*** Exercise inputs
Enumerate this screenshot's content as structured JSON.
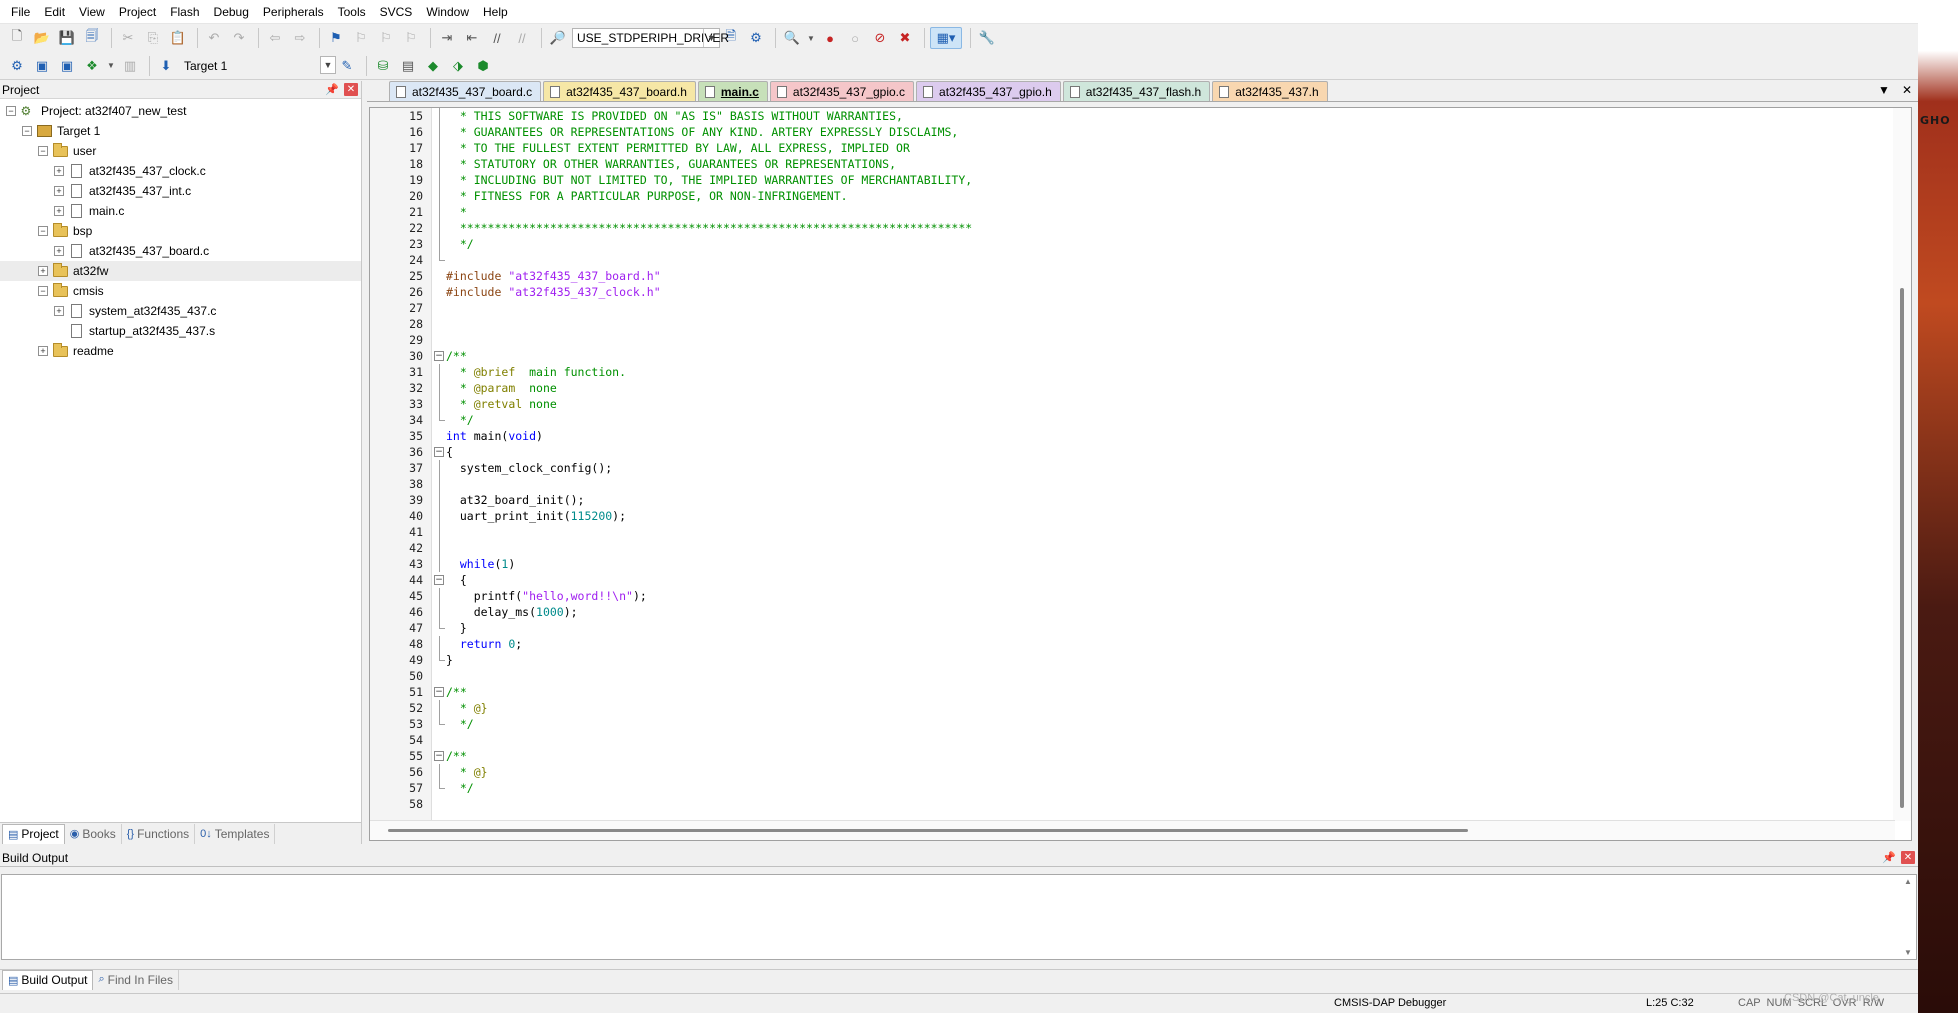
{
  "menubar": [
    "File",
    "Edit",
    "View",
    "Project",
    "Flash",
    "Debug",
    "Peripherals",
    "Tools",
    "SVCS",
    "Window",
    "Help"
  ],
  "toolbar": {
    "define_select": "USE_STDPERIPH_DRIVER",
    "target_select": "Target 1"
  },
  "project_panel": {
    "title": "Project",
    "tree": [
      {
        "label": "Project: at32f407_new_test",
        "depth": 0,
        "kind": "project",
        "expander": "−"
      },
      {
        "label": "Target 1",
        "depth": 1,
        "kind": "target",
        "expander": "−"
      },
      {
        "label": "user",
        "depth": 2,
        "kind": "folder",
        "expander": "−"
      },
      {
        "label": "at32f435_437_clock.c",
        "depth": 3,
        "kind": "file",
        "expander": "+"
      },
      {
        "label": "at32f435_437_int.c",
        "depth": 3,
        "kind": "file",
        "expander": "+"
      },
      {
        "label": "main.c",
        "depth": 3,
        "kind": "file",
        "expander": "+"
      },
      {
        "label": "bsp",
        "depth": 2,
        "kind": "folder",
        "expander": "−"
      },
      {
        "label": "at32f435_437_board.c",
        "depth": 3,
        "kind": "file",
        "expander": "+"
      },
      {
        "label": "at32fw",
        "depth": 2,
        "kind": "folder",
        "expander": "+"
      },
      {
        "label": "cmsis",
        "depth": 2,
        "kind": "folder",
        "expander": "−"
      },
      {
        "label": "system_at32f435_437.c",
        "depth": 3,
        "kind": "file",
        "expander": "+"
      },
      {
        "label": "startup_at32f435_437.s",
        "depth": 3,
        "kind": "file",
        "expander": ""
      },
      {
        "label": "readme",
        "depth": 2,
        "kind": "folder",
        "expander": "+"
      }
    ],
    "tabs": [
      {
        "label": "Project",
        "icon": "project-tab-icon",
        "icon_char": "▤"
      },
      {
        "label": "Books",
        "icon": "books-tab-icon",
        "icon_char": "◉"
      },
      {
        "label": "Functions",
        "icon": "functions-tab-icon",
        "icon_char": "{}"
      },
      {
        "label": "Templates",
        "icon": "templates-tab-icon",
        "icon_char": "0↓"
      }
    ]
  },
  "editor": {
    "tabs": [
      {
        "label": "at32f435_437_board.c",
        "color": "#dbe7f5"
      },
      {
        "label": "at32f435_437_board.h",
        "color": "#f6e7a6"
      },
      {
        "label": "main.c",
        "color": "#c7e0b9",
        "active": true
      },
      {
        "label": "at32f435_437_gpio.c",
        "color": "#f5c6c9"
      },
      {
        "label": "at32f435_437_gpio.h",
        "color": "#dccbee"
      },
      {
        "label": "at32f435_437_flash.h",
        "color": "#cfe6db"
      },
      {
        "label": "at32f435_437.h",
        "color": "#f8d7b0"
      }
    ],
    "lines": [
      {
        "n": "15",
        "code": "  * THIS SOFTWARE IS PROVIDED ON \"AS IS\" BASIS WITHOUT WARRANTIES,",
        "fold": "line"
      },
      {
        "n": "16",
        "code": "  * GUARANTEES OR REPRESENTATIONS OF ANY KIND. ARTERY EXPRESSLY DISCLAIMS,",
        "fold": "line"
      },
      {
        "n": "17",
        "code": "  * TO THE FULLEST EXTENT PERMITTED BY LAW, ALL EXPRESS, IMPLIED OR",
        "fold": "line"
      },
      {
        "n": "18",
        "code": "  * STATUTORY OR OTHER WARRANTIES, GUARANTEES OR REPRESENTATIONS,",
        "fold": "line"
      },
      {
        "n": "19",
        "code": "  * INCLUDING BUT NOT LIMITED TO, THE IMPLIED WARRANTIES OF MERCHANTABILITY,",
        "fold": "line"
      },
      {
        "n": "20",
        "code": "  * FITNESS FOR A PARTICULAR PURPOSE, OR NON-INFRINGEMENT.",
        "fold": "line"
      },
      {
        "n": "21",
        "code": "  *",
        "fold": "line"
      },
      {
        "n": "22",
        "code": "  **************************************************************************",
        "fold": "line"
      },
      {
        "n": "23",
        "code": "  */",
        "fold": "line"
      },
      {
        "n": "24",
        "code": "",
        "fold": "end"
      },
      {
        "n": "25",
        "code": "#include \"at32f435_437_board.h\"",
        "fold": ""
      },
      {
        "n": "26",
        "code": "#include \"at32f435_437_clock.h\"",
        "fold": ""
      },
      {
        "n": "27",
        "code": "",
        "fold": ""
      },
      {
        "n": "28",
        "code": "",
        "fold": ""
      },
      {
        "n": "29",
        "code": "",
        "fold": ""
      },
      {
        "n": "30",
        "code": "/**",
        "fold": "box"
      },
      {
        "n": "31",
        "code": "  * @brief  main function.",
        "fold": "line"
      },
      {
        "n": "32",
        "code": "  * @param  none",
        "fold": "line"
      },
      {
        "n": "33",
        "code": "  * @retval none",
        "fold": "line"
      },
      {
        "n": "34",
        "code": "  */",
        "fold": "end"
      },
      {
        "n": "35",
        "code": "int main(void)",
        "fold": ""
      },
      {
        "n": "36",
        "code": "{",
        "fold": "box"
      },
      {
        "n": "37",
        "code": "  system_clock_config();",
        "fold": "line"
      },
      {
        "n": "38",
        "code": "",
        "fold": "line"
      },
      {
        "n": "39",
        "code": "  at32_board_init();",
        "fold": "line"
      },
      {
        "n": "40",
        "code": "  uart_print_init(115200);",
        "fold": "line"
      },
      {
        "n": "41",
        "code": "",
        "fold": "line"
      },
      {
        "n": "42",
        "code": "",
        "fold": "line"
      },
      {
        "n": "43",
        "code": "  while(1)",
        "fold": "line"
      },
      {
        "n": "44",
        "code": "  {",
        "fold": "box"
      },
      {
        "n": "45",
        "code": "    printf(\"hello,word!!\\n\");",
        "fold": "line"
      },
      {
        "n": "46",
        "code": "    delay_ms(1000);",
        "fold": "line"
      },
      {
        "n": "47",
        "code": "  }",
        "fold": "end"
      },
      {
        "n": "48",
        "code": "  return 0;",
        "fold": "line"
      },
      {
        "n": "49",
        "code": "}",
        "fold": "end"
      },
      {
        "n": "50",
        "code": "",
        "fold": ""
      },
      {
        "n": "51",
        "code": "/**",
        "fold": "box"
      },
      {
        "n": "52",
        "code": "  * @}",
        "fold": "line"
      },
      {
        "n": "53",
        "code": "  */",
        "fold": "end"
      },
      {
        "n": "54",
        "code": "",
        "fold": ""
      },
      {
        "n": "55",
        "code": "/**",
        "fold": "box"
      },
      {
        "n": "56",
        "code": "  * @}",
        "fold": "line"
      },
      {
        "n": "57",
        "code": "  */",
        "fold": "end"
      },
      {
        "n": "58",
        "code": "",
        "fold": ""
      }
    ]
  },
  "build_output": {
    "title": "Build Output",
    "tabs": [
      {
        "label": "Build Output",
        "icon": "build-output-tab-icon",
        "icon_char": "▤"
      },
      {
        "label": "Find In Files",
        "icon": "find-in-files-tab-icon",
        "icon_char": "⌕"
      }
    ]
  },
  "statusbar": {
    "debugger": "CMSIS-DAP Debugger",
    "cursor": "L:25 C:32",
    "indicators": "CAP  NUM  SCRL  OVR  R/W"
  },
  "desktop": {
    "watermark": "CSDN @Cat_uncle",
    "logo_text": "GHO"
  }
}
******
→ **Task prompt**
Pick out lines containing the word "IMPLIED", each one as written.

→ **Answer in full**
        "code": "  * TO THE FULLEST EXTENT PERMITTED BY LAW, ALL EXPRESS, IMPLIED OR",
        "code": "  * INCLUDING BUT NOT LIMITED TO, THE IMPLIED WARRANTIES OF MERCHANTABILITY,",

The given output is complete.